BEGIN

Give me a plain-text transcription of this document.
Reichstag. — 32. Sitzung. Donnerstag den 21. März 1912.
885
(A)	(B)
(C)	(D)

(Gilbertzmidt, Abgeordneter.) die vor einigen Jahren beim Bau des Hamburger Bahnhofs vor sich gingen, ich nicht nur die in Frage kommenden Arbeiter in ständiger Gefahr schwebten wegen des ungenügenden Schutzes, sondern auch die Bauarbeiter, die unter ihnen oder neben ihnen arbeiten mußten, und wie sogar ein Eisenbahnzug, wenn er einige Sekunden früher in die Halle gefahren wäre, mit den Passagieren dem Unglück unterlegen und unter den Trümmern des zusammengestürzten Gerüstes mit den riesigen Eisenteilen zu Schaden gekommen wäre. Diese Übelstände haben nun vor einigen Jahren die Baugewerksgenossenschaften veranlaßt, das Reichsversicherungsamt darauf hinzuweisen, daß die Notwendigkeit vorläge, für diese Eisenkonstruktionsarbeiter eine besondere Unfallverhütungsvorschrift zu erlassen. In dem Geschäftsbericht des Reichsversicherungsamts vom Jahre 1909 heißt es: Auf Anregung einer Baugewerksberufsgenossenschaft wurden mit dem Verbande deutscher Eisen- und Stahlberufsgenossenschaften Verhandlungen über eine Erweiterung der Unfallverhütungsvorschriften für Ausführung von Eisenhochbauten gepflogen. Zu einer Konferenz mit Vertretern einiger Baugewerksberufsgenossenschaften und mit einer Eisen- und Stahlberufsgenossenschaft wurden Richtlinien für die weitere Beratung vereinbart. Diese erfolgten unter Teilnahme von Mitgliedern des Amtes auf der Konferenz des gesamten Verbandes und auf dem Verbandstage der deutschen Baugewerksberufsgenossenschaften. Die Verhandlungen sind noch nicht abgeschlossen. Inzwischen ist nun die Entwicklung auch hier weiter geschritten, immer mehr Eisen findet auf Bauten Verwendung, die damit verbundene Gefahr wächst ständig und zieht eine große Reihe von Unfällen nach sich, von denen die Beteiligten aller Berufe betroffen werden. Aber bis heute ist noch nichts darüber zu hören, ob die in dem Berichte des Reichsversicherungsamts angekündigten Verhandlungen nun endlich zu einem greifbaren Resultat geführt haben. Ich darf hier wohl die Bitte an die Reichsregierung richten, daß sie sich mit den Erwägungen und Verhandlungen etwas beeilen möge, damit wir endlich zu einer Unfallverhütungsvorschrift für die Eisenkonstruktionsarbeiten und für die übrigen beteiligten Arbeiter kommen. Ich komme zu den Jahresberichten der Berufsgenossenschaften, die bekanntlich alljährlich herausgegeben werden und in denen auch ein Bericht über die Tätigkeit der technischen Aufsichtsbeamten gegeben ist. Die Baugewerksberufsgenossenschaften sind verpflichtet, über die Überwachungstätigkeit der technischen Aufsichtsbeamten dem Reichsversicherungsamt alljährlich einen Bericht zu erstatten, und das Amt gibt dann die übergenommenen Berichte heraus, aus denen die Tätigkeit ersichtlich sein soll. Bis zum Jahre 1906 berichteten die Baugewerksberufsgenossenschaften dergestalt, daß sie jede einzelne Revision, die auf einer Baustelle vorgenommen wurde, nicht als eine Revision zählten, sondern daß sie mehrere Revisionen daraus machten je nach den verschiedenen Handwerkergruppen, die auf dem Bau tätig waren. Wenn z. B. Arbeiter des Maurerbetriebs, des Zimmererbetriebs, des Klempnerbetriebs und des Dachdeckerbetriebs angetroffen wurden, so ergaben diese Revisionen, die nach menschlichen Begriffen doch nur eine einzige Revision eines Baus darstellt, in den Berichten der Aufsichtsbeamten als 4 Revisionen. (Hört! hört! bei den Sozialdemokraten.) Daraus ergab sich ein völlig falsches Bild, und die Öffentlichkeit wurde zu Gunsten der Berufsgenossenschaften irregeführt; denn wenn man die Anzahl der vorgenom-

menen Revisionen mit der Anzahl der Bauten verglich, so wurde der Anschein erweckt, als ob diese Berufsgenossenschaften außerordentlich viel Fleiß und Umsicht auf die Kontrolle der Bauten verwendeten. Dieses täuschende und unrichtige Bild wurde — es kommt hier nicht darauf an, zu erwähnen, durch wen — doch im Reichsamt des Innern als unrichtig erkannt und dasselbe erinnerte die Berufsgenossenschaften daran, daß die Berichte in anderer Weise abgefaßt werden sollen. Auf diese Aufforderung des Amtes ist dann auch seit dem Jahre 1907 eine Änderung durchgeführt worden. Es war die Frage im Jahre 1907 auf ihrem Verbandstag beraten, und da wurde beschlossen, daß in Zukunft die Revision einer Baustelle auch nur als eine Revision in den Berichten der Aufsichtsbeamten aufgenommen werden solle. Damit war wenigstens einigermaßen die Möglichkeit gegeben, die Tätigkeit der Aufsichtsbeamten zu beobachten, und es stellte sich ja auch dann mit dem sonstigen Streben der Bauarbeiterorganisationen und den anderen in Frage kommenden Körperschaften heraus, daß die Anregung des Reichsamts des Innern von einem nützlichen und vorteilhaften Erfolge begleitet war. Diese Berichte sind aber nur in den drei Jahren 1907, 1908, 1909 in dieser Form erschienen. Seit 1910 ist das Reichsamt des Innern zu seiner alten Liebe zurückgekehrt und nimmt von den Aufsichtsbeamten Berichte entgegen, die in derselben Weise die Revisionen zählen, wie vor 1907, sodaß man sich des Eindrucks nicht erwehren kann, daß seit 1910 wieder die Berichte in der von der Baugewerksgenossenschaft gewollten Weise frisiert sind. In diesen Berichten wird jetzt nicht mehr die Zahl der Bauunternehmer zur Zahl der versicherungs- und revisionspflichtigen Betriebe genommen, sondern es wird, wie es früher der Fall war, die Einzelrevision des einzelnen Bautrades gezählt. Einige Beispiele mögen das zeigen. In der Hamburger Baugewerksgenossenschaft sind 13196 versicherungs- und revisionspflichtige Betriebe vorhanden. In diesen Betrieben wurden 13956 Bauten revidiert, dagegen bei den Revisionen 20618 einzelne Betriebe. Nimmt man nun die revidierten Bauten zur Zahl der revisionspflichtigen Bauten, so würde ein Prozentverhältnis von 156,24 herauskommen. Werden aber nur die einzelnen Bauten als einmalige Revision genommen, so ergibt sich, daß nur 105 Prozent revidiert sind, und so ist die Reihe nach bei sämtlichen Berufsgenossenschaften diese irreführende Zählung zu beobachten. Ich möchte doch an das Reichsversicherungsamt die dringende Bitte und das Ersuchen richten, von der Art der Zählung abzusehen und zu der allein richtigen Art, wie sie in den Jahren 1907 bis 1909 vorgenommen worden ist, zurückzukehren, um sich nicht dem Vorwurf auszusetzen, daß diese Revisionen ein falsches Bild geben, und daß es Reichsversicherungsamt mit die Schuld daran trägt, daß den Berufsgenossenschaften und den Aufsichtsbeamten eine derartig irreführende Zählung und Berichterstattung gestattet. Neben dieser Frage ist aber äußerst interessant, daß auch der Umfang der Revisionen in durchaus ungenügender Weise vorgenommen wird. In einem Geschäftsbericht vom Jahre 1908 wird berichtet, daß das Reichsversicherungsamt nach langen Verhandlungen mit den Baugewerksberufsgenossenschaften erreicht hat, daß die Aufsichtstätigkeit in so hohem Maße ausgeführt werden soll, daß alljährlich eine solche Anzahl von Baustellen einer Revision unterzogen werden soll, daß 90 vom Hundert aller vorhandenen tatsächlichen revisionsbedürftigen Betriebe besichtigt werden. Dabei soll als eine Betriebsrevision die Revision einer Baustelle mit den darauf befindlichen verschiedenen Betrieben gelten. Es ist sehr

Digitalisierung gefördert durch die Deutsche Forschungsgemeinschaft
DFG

END
BEGIN

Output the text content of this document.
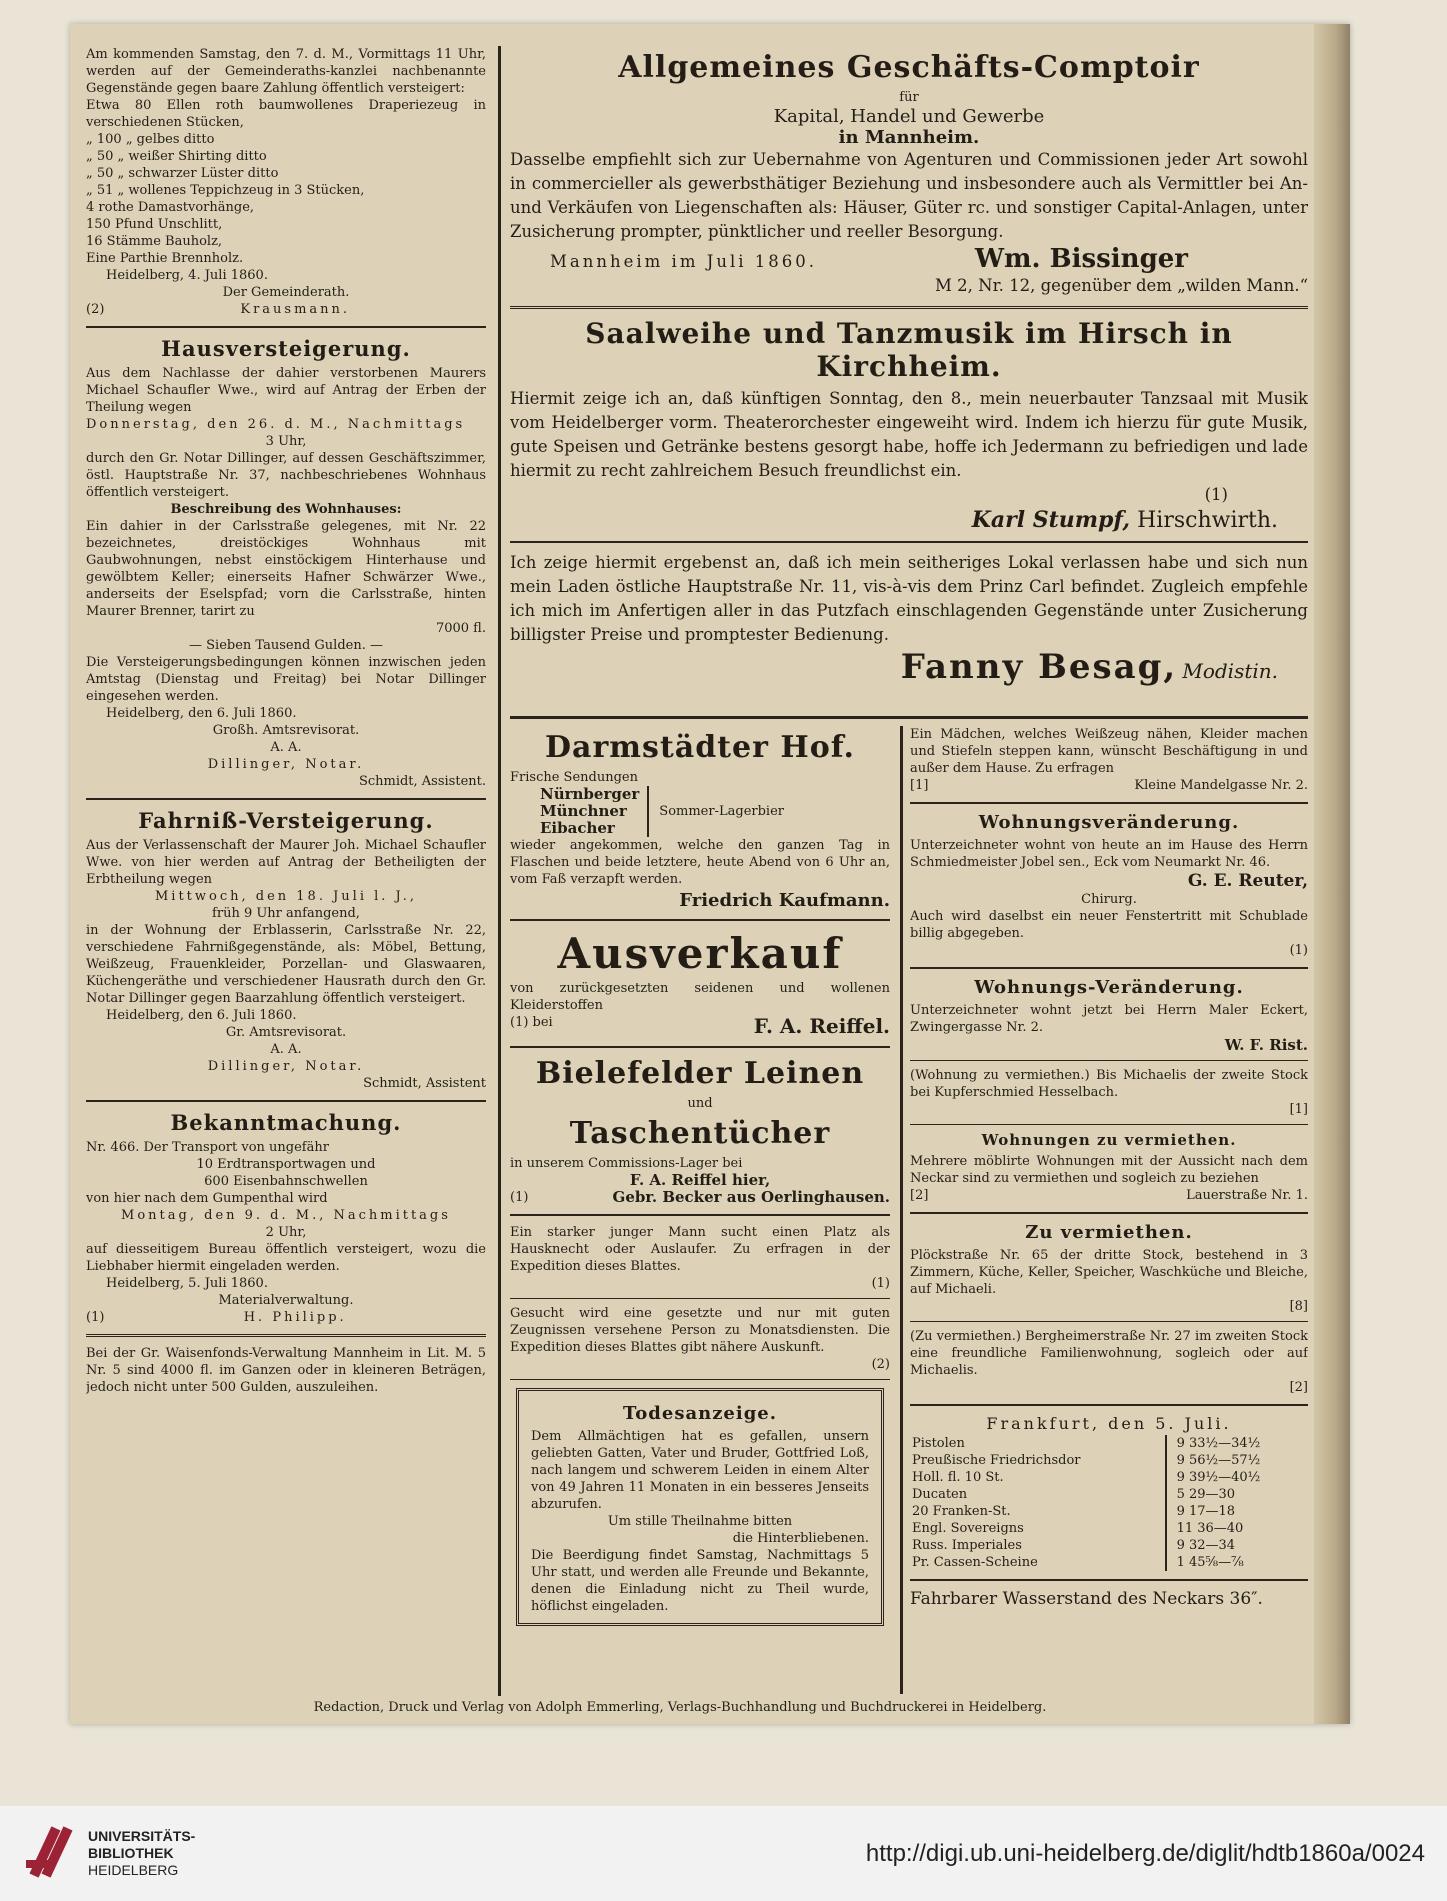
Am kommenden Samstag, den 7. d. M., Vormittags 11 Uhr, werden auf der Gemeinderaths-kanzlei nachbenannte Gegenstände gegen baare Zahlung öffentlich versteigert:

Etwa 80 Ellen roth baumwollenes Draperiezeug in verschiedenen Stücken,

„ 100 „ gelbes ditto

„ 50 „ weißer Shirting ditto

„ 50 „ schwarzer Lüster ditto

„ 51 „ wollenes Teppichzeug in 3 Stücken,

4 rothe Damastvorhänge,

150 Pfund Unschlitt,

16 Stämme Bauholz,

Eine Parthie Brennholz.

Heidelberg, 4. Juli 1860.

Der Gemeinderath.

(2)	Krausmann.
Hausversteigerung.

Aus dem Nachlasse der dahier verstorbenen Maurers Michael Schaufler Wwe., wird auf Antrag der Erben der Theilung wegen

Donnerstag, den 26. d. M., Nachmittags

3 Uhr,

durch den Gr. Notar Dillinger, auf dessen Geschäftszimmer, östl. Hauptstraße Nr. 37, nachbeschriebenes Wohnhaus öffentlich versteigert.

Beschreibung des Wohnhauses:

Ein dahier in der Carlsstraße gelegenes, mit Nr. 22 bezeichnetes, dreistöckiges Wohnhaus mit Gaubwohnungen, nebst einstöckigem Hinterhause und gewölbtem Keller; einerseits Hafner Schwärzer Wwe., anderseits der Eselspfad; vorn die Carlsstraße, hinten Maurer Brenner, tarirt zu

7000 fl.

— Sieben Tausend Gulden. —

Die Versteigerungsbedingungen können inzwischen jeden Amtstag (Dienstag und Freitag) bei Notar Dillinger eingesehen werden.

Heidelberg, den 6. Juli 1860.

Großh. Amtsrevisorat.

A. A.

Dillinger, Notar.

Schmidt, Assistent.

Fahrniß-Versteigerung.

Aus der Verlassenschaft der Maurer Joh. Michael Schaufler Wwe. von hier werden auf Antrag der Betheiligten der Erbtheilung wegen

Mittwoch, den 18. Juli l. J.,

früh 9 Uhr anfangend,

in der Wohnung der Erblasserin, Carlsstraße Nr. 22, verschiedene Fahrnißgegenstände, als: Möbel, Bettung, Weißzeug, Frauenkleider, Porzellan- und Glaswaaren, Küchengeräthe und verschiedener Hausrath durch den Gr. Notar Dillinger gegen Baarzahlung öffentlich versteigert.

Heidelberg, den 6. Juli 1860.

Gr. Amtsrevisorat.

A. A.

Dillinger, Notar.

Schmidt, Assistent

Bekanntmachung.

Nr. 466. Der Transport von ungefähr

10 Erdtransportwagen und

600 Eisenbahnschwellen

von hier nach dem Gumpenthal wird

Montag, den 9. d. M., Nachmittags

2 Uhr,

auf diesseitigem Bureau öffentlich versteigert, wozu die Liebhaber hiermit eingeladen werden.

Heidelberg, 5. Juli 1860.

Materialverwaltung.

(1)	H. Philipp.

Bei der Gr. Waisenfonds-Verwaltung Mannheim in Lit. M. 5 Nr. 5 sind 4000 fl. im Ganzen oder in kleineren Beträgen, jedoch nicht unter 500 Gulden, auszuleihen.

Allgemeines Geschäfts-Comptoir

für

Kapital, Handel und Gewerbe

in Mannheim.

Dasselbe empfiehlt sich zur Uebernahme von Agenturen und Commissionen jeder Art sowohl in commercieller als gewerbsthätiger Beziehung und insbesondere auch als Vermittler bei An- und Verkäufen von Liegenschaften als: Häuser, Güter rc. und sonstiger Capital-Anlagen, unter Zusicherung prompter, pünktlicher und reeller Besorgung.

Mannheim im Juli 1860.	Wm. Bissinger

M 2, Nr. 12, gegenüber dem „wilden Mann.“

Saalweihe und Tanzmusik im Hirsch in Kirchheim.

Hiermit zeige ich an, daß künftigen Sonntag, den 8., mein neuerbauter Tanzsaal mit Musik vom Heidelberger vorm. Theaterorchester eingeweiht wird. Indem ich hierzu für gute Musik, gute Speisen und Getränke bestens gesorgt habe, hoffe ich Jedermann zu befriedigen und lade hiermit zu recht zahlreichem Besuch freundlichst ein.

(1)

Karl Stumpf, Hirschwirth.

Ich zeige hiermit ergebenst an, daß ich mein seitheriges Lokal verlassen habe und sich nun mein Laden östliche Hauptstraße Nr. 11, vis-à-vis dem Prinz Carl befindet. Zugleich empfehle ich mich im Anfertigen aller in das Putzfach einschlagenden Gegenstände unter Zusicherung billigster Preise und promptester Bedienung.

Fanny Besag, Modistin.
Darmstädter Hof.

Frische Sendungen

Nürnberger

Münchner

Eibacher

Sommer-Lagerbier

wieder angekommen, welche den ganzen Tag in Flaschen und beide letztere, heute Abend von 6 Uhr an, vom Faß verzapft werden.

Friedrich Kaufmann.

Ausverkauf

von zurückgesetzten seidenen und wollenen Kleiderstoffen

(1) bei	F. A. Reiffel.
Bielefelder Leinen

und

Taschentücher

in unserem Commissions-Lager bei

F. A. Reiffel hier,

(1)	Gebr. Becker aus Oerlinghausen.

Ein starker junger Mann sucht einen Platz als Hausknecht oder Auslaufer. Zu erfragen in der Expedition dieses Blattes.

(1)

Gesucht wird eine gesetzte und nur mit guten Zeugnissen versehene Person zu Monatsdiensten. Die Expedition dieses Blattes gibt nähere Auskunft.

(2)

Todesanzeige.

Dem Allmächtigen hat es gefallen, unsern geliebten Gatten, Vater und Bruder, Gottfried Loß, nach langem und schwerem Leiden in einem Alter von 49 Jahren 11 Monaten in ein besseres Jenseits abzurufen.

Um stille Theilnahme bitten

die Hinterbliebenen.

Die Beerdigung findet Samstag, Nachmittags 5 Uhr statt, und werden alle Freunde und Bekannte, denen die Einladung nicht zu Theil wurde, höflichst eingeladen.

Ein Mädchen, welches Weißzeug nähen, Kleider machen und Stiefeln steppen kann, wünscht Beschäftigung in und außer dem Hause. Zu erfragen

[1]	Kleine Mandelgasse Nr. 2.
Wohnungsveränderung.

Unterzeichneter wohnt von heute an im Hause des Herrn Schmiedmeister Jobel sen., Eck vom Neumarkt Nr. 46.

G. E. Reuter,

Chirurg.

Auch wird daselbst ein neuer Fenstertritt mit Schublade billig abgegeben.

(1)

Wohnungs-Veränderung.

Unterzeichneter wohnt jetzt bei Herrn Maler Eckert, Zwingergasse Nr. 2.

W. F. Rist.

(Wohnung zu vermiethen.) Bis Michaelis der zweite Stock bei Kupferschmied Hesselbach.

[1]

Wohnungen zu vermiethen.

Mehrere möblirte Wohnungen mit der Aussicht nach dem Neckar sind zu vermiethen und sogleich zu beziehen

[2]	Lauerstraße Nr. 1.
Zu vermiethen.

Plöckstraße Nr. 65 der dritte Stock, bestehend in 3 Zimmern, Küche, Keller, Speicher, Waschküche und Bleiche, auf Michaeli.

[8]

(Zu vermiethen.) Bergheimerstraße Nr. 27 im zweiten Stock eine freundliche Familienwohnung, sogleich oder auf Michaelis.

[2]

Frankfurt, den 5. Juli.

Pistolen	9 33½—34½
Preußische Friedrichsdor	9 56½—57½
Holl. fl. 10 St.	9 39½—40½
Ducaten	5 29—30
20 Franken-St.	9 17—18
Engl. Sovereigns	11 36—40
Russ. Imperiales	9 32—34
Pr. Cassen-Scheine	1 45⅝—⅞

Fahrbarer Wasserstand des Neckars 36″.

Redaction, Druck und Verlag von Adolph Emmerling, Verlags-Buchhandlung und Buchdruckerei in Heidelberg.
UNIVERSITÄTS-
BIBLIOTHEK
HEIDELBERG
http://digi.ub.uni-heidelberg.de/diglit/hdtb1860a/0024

END

**PROBLEM TO SOLVE**
Lines with "Juli": copy every one of them from the listing above.

**ANSWER TO THE PROBLEM**
Heidelberg, 4. Juli 1860.
Heidelberg, den 6. Juli 1860.
Mittwoch, den 18. Juli l. J.,
Heidelberg, den 6. Juli 1860.
Heidelberg, 5. Juli 1860.
Mannheim im Juli 1860.	Wm. Bissinger
Frankfurt, den 5. Juli.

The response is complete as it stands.